Extracted data entries
####
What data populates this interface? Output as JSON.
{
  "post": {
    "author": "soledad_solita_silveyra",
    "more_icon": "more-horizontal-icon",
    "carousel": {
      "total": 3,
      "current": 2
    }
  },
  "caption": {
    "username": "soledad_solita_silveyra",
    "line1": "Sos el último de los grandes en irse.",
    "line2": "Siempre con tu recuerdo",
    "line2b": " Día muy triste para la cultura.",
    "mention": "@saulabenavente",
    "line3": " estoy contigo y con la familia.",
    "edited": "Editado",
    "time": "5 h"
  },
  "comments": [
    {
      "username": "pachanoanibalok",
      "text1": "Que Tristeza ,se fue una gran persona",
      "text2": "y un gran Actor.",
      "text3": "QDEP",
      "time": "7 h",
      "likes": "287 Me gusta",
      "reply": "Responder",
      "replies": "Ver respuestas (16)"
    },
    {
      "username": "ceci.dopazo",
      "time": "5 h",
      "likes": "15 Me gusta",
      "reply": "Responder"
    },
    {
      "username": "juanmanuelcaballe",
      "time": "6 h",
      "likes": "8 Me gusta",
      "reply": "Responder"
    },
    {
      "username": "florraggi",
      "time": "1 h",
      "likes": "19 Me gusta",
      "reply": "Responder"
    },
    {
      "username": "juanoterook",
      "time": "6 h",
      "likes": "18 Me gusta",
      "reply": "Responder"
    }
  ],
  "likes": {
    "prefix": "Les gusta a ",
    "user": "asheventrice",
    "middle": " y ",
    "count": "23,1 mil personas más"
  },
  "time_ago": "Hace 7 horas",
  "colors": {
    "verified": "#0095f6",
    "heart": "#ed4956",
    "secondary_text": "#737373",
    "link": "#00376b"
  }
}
####
- TASK DETAILS
The records above should be repeated in full, exactly as given.

- THE ANSWER
What data populates this interface? Output as JSON.
{
  "post": {
    "author": "soledad_solita_silveyra",
    "more_icon": "more-horizontal-icon",
    "carousel": {
      "total": 3,
      "current": 2
    }
  },
  "caption": {
    "username": "soledad_solita_silveyra",
    "line1": "Sos el último de los grandes en irse.",
    "line2": "Siempre con tu recuerdo",
    "line2b": " Día muy triste para la cultura.",
    "mention": "@saulabenavente",
    "line3": " estoy contigo y con la familia.",
    "edited": "Editado",
    "time": "5 h"
  },
  "comments": [
    {
      "username": "pachanoanibalok",
      "text1": "Que Tristeza ,se fue una gran persona",
      "text2": "y un gran Actor.",
      "text3": "QDEP",
      "time": "7 h",
      "likes": "287 Me gusta",
      "reply": "Responder",
      "replies": "Ver respuestas (16)"
    },
    {
      "username": "ceci.dopazo",
      "time": "5 h",
      "likes": "15 Me gusta",
      "reply": "Responder"
    },
    {
      "username": "juanmanuelcaballe",
      "time": "6 h",
      "likes": "8 Me gusta",
      "reply": "Responder"
    },
    {
      "username": "florraggi",
      "time": "1 h",
      "likes": "19 Me gusta",
      "reply": "Responder"
    },
    {
      "username": "juanoterook",
      "time": "6 h",
      "likes": "18 Me gusta",
      "reply": "Responder"
    }
  ],
  "likes": {
    "prefix": "Les gusta a ",
    "user": "asheventrice",
    "middle": " y ",
    "count": "23,1 mil personas más"
  },
  "time_ago": "Hace 7 horas",
  "colors": {
    "verified": "#0095f6",
    "heart": "#ed4956",
    "secondary_text": "#737373",
    "link": "#00376b"
  }
}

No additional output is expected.